- Document text -
Jennifer Givhan’s Trinity Sight

Blackstone Publishing / Hardcover Publication Date, October 1, 2019 / Paperback Publication Date, October 13, 2020

A post-apocalyptic horror story?  Another Stephen King wannabe?  But, hey, as we know, there is only one Stephen King, EVER, and sometimes even Stephen King isn’t Stephen King.  Now I do not think that emulating the Master was Jennifer Givhan’s intention, but still, you know.  On the other hand, I never did fully grasp just what Ms. Givhan’s intentions were, though I know she had some.  It’s just that the formulaic nature of this genre kept shouting to be heard.  However, the lady does entertain and, as often as not, that’s quite enough.

Blinding flashes, an assumed nuclear incident, and, poof! . . . everyone’s gone.  Cars and homes abandoned like the Rapture.  Well, most everyone.   Calliope, a Ph.D. archaeologist and hugely pregnant with twins, begins that obligatory trek/journey/quest in search of missing family – her mother, husband, and son, Phoenix.  She is accompanied by the small Asian girl from next door, a six-year-old seer/clairvoyant/visionary, and, along the way they meet others wandering in the desert.  They’re joined by Amy who is delightful, my hands-down favorite, a heavily tattooed young lady working her way through college as an exotic dancer who, it so happens, can also fly a plane.  A plane will come in handy when those monstrous kachina dolls appear, and wouldn’t you know there’s a wee yellow one right over there.  Check, check, check, check, check, check, check, check!

- Instruction A -
According to the Trinity Sight review, what job does Amy have while she works her way through college?
- Instruction B -
Write the next part of the Trinity Sight review, picking up right after its last sentence.

- Extracted records -
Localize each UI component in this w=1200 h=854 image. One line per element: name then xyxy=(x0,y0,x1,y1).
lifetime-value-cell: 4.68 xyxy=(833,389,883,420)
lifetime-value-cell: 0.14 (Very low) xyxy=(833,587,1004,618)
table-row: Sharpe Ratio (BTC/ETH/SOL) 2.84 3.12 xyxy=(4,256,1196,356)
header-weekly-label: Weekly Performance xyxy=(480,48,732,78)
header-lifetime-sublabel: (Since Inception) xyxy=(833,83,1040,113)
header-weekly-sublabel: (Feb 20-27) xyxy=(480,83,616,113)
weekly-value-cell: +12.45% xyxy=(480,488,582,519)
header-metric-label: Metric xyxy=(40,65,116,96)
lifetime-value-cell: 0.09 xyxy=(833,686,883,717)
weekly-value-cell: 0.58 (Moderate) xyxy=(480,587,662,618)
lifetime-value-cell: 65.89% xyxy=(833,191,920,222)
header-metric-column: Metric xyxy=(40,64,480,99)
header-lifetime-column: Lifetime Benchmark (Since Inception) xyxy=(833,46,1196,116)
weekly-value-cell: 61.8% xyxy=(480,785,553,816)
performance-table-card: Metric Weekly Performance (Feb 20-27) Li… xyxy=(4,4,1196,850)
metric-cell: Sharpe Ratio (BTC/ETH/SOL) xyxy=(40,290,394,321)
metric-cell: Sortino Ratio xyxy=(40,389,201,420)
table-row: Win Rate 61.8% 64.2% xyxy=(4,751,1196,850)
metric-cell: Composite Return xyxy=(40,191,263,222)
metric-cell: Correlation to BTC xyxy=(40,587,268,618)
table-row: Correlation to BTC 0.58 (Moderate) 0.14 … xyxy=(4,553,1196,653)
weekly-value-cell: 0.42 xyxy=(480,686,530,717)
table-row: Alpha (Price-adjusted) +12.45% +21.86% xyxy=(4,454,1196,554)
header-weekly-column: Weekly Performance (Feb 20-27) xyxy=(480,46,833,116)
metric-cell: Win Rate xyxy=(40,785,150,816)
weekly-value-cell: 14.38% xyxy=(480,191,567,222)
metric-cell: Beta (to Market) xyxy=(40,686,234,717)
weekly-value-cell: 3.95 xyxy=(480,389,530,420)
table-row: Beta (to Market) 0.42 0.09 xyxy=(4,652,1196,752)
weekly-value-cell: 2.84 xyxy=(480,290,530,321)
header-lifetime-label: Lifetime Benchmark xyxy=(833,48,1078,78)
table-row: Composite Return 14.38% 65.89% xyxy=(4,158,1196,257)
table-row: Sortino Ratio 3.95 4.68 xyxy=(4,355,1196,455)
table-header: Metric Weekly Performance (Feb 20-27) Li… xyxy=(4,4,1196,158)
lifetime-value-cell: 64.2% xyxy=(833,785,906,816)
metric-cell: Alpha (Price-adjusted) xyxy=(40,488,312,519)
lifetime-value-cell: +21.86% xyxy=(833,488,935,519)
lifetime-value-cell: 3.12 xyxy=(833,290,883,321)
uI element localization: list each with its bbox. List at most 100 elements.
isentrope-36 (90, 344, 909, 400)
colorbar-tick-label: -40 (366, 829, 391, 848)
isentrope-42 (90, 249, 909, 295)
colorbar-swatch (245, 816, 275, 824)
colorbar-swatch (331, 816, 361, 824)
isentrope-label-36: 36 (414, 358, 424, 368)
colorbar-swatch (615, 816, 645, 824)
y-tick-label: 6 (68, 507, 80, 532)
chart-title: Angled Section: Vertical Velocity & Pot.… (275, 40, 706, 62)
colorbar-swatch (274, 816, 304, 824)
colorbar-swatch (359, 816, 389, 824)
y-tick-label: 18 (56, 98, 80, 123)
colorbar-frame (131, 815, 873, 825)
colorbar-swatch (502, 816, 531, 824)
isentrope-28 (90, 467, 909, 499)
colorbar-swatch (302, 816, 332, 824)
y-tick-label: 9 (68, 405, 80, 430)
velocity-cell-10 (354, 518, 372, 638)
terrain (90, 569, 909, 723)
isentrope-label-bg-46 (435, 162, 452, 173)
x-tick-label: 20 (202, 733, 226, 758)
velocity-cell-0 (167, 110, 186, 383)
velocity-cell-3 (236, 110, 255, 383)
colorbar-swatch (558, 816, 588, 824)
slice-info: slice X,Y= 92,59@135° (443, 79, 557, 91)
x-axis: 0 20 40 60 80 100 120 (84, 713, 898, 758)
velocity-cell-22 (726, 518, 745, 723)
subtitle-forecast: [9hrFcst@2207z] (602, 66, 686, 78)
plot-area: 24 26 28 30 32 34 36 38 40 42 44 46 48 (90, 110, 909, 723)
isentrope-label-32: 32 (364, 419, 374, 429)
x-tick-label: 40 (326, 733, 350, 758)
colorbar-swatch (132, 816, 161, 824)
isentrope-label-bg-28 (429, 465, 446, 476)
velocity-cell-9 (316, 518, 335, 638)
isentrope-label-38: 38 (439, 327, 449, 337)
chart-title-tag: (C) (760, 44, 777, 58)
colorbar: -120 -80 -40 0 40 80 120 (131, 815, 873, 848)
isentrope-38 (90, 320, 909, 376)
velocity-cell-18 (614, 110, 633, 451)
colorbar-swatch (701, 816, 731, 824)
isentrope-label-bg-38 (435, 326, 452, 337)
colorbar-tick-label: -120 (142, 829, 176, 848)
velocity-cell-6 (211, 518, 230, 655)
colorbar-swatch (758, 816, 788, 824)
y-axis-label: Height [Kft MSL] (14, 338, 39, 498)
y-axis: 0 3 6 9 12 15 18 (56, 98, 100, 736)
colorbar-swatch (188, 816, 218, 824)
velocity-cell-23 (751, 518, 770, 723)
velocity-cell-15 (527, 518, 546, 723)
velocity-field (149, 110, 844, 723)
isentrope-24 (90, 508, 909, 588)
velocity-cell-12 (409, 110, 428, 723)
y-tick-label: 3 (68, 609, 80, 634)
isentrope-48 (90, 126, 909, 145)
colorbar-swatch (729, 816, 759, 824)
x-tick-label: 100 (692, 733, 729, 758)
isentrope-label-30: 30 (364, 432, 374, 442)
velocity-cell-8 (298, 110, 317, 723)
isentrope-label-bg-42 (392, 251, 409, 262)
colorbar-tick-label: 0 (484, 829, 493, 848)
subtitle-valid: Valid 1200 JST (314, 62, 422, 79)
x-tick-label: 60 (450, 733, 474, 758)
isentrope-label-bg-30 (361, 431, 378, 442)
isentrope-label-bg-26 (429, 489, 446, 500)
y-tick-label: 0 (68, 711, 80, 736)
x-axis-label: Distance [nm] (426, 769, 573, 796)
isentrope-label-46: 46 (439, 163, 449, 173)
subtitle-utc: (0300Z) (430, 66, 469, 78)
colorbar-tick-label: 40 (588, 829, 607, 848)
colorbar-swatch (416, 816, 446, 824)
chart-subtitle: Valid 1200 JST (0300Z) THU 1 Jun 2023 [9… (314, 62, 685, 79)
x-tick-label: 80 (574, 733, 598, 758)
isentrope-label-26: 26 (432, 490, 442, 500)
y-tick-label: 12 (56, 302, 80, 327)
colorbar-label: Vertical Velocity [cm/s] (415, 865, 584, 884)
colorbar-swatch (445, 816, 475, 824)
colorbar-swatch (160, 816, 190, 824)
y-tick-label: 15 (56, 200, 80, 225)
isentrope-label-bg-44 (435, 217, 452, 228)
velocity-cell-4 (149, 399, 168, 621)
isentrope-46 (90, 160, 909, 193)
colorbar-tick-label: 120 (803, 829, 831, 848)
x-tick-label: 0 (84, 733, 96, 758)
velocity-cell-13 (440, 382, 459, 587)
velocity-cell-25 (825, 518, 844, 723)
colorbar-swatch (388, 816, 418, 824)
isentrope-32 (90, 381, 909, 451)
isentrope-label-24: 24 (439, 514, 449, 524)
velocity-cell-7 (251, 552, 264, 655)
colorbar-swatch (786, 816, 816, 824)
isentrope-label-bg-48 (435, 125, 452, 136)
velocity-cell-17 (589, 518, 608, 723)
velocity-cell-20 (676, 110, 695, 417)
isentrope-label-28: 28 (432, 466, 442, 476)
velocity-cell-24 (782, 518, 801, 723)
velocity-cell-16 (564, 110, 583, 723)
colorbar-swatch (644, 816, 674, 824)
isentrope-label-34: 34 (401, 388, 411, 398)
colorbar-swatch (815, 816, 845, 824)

- Expected answer A -
She works as an exotic dancer.

- Expected answer B -
But hold up!  Calliope needs a………a what, a circus?  No, silly, she needs a man.  With a rifle.  Handsome Native American physicist named Chance Guardian.  Now please put the appellation anvil away, Ms. Givhan, ‘cause we get it, but damn right and check anyway.  I hope he shows up for my apocalypse, but if he does I don’t want to be preggers, and I’ll just call him Cousin Bob.  So they’re off.  On Chance’s home reservation they discover that they had it backward all along.  Alternate realities, parallel universes, you know – of course, and check!

So is there any merit here, or am I just being a curmudgeon?  Both, I think, but for sure, I’m being a curmudgeon.  It’s way more fun that way.  While this first novel surely could be improved, that’s true more often than not, and this one keeps you reading.  Future plans, Ms. Givhan?  I’d like to see you give it another go.

Full Disclosure: A review copy of this book was provided to me by Blackstone Publishing via NetGalley. I would like to thank the publisher and the author for providing me this opportunity. All opinions expressed herein are my own.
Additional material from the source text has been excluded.